[STATED EXERCISE]
Isolate every line in the records below with "GFIROWTH" in it.

[RECORDS PROVIDED]
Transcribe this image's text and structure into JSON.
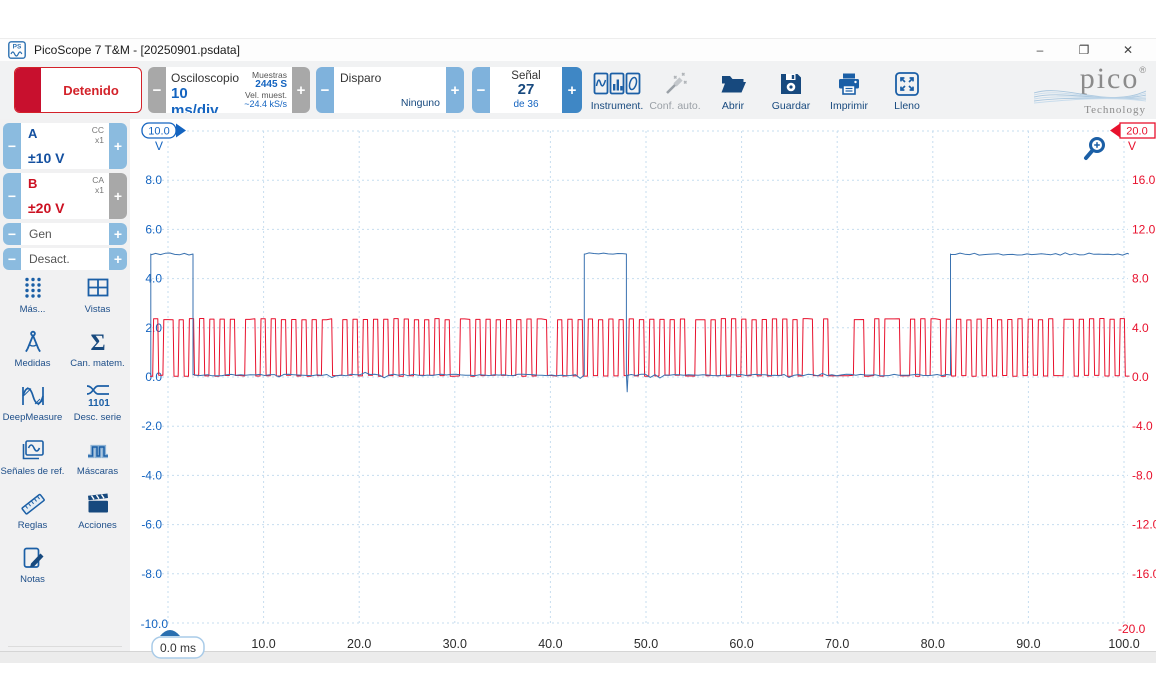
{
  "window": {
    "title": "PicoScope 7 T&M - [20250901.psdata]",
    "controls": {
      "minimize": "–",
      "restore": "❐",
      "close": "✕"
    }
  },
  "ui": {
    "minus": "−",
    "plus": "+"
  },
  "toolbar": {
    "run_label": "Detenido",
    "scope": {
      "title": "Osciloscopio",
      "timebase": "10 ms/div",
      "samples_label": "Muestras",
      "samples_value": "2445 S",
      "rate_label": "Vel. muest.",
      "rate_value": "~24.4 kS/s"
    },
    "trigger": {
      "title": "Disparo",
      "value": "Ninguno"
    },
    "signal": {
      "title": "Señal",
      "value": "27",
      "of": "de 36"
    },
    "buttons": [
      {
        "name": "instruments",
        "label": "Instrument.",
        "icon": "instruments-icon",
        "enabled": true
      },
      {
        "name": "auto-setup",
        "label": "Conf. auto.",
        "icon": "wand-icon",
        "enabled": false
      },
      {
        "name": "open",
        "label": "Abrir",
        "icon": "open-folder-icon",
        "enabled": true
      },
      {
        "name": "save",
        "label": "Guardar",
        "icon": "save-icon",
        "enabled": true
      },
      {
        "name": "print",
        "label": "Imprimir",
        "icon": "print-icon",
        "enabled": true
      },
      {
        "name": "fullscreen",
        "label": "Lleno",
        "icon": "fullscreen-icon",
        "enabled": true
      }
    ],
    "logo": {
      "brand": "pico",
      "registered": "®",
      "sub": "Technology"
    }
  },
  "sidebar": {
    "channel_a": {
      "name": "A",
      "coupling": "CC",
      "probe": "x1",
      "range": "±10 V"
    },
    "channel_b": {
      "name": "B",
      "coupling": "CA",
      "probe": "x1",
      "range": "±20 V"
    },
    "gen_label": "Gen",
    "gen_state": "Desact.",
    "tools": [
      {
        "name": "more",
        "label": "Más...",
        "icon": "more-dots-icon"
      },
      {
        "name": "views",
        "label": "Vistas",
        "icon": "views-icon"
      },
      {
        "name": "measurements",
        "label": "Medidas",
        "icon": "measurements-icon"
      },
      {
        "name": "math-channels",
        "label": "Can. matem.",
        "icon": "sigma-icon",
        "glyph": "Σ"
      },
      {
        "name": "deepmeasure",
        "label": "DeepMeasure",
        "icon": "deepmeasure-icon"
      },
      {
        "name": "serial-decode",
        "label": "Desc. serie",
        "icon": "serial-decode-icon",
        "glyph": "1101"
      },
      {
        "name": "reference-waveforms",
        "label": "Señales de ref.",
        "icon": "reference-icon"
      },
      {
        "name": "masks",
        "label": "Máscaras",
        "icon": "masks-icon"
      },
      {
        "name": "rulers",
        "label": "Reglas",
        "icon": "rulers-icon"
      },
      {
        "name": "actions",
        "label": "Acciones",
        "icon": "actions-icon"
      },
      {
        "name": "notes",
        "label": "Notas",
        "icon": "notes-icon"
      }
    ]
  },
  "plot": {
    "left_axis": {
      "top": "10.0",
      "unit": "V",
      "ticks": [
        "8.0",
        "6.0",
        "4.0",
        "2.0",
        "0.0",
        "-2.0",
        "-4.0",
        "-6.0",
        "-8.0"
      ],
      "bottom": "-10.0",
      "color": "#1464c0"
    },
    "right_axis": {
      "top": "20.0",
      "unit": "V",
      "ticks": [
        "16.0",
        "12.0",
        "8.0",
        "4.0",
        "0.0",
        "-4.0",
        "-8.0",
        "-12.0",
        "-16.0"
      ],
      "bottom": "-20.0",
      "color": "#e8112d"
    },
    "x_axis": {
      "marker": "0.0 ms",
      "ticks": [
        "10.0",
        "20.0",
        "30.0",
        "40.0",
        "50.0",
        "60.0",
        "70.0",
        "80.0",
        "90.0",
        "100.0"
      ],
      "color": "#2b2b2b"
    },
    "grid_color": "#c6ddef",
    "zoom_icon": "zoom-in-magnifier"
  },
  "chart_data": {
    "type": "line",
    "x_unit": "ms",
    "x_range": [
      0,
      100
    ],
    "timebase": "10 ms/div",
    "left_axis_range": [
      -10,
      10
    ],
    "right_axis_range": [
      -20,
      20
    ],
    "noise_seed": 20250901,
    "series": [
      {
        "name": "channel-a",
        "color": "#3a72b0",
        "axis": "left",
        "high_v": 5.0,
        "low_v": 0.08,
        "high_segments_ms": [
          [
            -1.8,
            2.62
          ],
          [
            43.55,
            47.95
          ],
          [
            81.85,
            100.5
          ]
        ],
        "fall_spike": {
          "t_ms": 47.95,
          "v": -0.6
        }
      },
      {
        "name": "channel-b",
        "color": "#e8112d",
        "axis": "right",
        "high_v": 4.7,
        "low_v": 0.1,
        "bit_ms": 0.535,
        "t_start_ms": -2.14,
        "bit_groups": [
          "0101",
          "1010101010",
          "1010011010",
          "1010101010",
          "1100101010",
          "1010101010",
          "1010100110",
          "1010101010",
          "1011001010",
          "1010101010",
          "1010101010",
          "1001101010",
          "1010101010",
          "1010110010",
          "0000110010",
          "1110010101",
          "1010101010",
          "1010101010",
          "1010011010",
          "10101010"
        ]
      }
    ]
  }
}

--

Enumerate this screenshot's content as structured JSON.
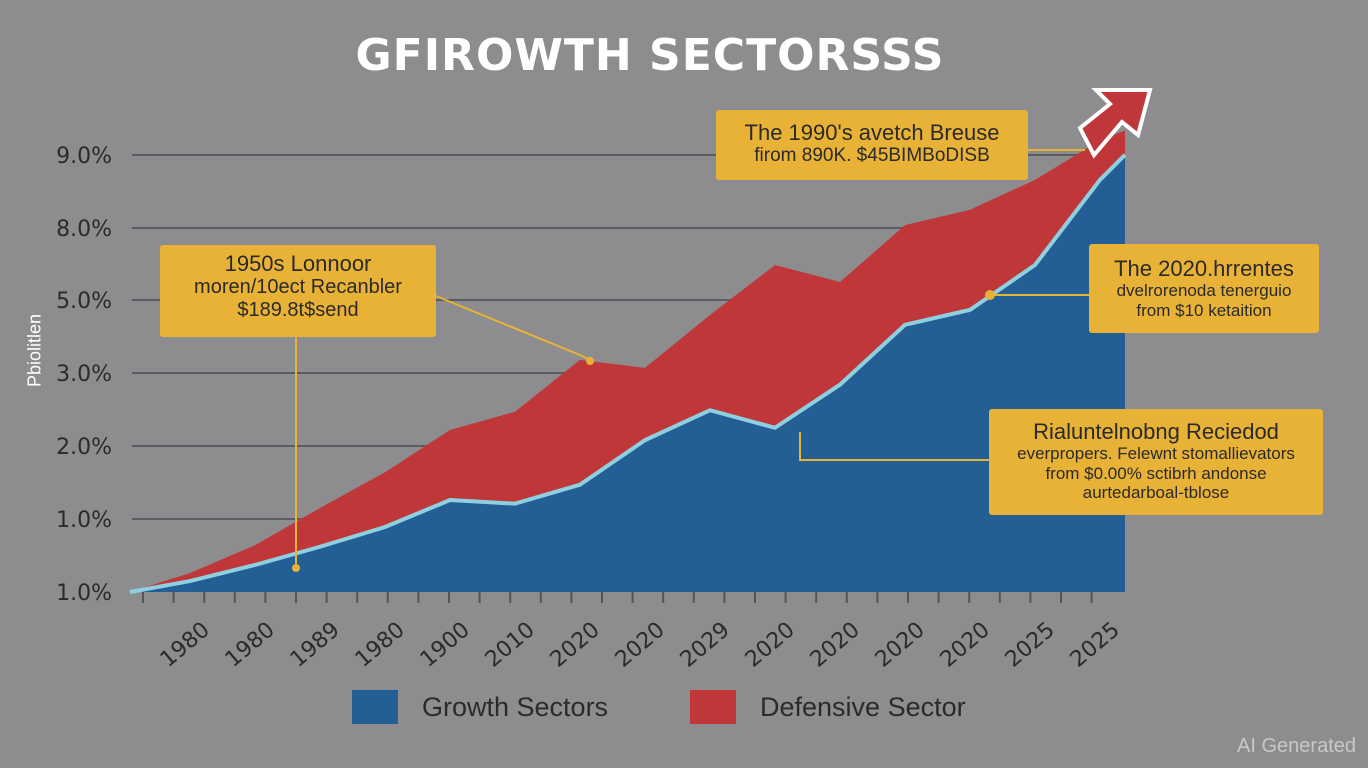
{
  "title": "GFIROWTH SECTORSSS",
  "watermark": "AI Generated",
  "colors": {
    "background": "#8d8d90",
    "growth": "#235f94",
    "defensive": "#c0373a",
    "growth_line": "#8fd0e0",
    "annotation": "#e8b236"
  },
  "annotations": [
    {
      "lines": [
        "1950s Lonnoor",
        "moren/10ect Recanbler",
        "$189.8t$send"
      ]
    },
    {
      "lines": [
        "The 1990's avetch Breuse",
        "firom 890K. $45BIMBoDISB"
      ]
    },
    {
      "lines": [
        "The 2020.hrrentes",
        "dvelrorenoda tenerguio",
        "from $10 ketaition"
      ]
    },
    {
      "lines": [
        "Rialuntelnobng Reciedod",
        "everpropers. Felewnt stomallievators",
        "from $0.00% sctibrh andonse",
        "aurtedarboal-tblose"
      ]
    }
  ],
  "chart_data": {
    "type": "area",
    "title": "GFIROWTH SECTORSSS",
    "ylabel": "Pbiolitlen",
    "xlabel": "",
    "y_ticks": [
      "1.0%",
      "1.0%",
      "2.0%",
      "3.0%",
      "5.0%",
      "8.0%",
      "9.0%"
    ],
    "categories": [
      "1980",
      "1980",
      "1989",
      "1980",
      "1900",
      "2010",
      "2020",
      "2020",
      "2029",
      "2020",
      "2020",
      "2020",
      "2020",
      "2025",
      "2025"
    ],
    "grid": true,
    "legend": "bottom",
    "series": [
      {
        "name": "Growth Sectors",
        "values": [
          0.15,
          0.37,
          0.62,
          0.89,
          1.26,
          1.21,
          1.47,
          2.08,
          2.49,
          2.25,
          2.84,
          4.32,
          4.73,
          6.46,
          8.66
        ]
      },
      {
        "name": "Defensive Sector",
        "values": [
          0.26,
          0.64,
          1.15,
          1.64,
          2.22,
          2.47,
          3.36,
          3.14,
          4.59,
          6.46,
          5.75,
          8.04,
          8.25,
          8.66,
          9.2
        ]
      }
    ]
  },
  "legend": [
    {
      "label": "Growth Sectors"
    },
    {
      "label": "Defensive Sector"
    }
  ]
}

[ANSWER FOR THE TASK]
  "title": "GFIROWTH SECTORSSS",
    "title": "GFIROWTH SECTORSSS",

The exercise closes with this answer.